# Goals:
[A] Reproduce the passage of the travel essay starting with "I planned to" and going on through "through more farmland.".
[B] According to the travel essay, in what year did Mary reportedly appear to the young Belgian woman?
[C] Decide whether each statement agrees with the travel essay, answering yes or no and quoting the deciding words: (i) The writer sensed a spiritual vibe while kneeling in the grotto. (ii) A friend told the writer about a plumbing museum in Kohler. (iii) Many vehicles were parked near the huge building on the hilltop.

# Text extract:
———

Serendipitous Day of Shrines

On my way to Door County in Wisconsin, I saw a highway sign listing attractions, one of which was “the only approved Marian apparition site in the US.” I mused on that a bit because I didn’t know there had been any Mary sightings in the United States. Apparently, those musings went deep, because a few days later as I was passing the exit to The Shrine of Our Lady of Good Help on the way back west after my Door County visit, I jerked the steering wheel at the last minute and went off to see what I could see. And feel.

It was an incongruous sight, that chapel with it’s various shrines in the midst of miles of farmland, but despite the sound of nearby tractors, it seemed a peaceful place.

I don’t have any deep religious convictions, so I didn’t necessarily believe Mary had appeared to the young Belgian woman in 1859, but I was curious to see if I could pick up some spiritual or other-worldly vibe. Even though I knelt at the prie-dieu and emptied my mind, I felt nothing but quiet in that candle-lit grotto. (It was called a chapel, that small space beneath the church, but it felt more grotto-ish than chapel-like.)

I wandered around the grounds for a little while. I needed to stretch my legs and figured I could soak up some religiosity while I was at it. I took a few photos, and when the place got too crowded, I left.

I planned to head back up to highway 57, but since I didn’t know where the ramp onto the highway was, I checked Google Maps on my phone to see how to get to Kohler. (A friend told me about a plumbing museum there, and it seemed the sort of offbeat place to while away a few minutes.) I kept heading north to the highway, but Google kept me going in circles until I finally gave up and followed its directions south through more farmland.

About twenty miles into the country drive, I noticed what looked like a pristine walking path meandering among the fields and snaking up a hill. Then, for just a second, I caught a glimpse of a fantastic castle perched on the hilltop. I craned my neck to get a better look, but trees obscured my view. I took the next right (much to the dismay of Google, which kept directing me to make a u-turn and go left) and got a side view of the place. It was huge. Rectangular. Like a vast hotel or resort. But there were no vehicles in sight. No people. Nothing but that immense building sitting in the middle of . . . somewhere.

———

# Source data:

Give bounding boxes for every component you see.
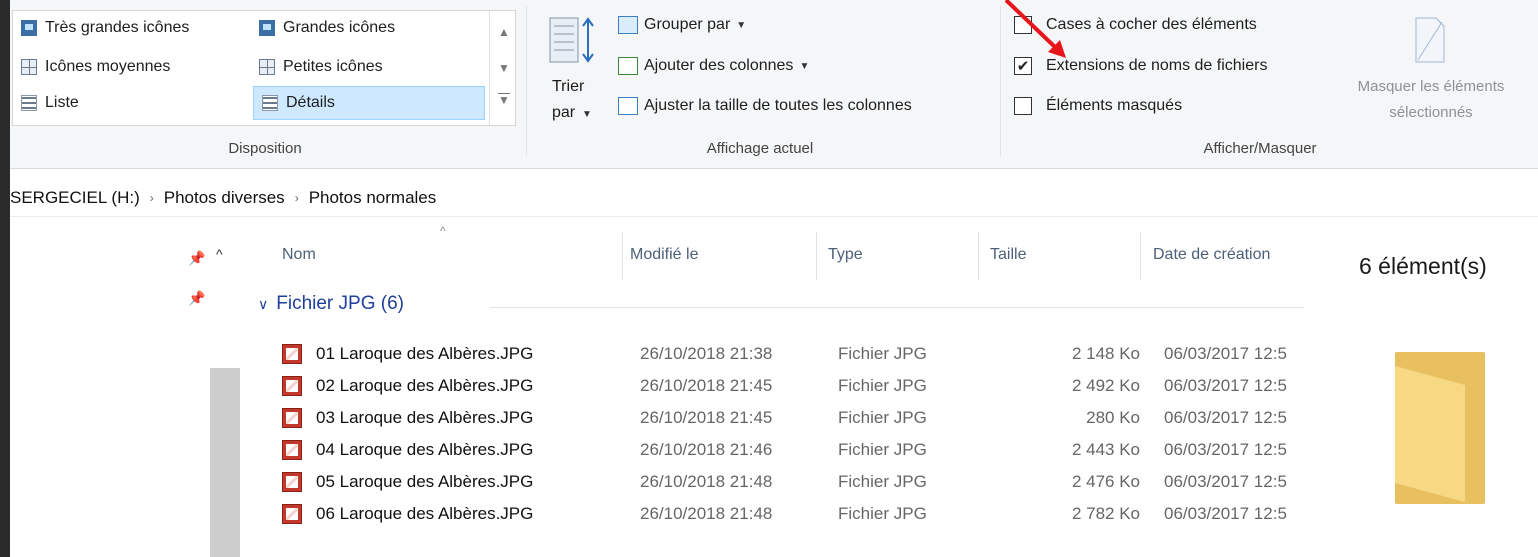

———

# Responses in order:
[A]
I planned to head back up to highway 57, but since I didn’t know where the ramp onto the highway was, I checked Google Maps on my phone to see how to get to Kohler. (A friend told me about a plumbing museum there, and it seemed the sort of offbeat place to while away a few minutes.) I kept heading north to the highway, but Google kept me going in circles until I finally gave up and followed its directions south through more farmland.

[B] 1859

[C]
(i) No: "I felt nothing but quiet in that candle-lit grotto."
(ii) Yes: "A friend told me about a plumbing museum there"
(iii) No: "But there were no vehicles in sight."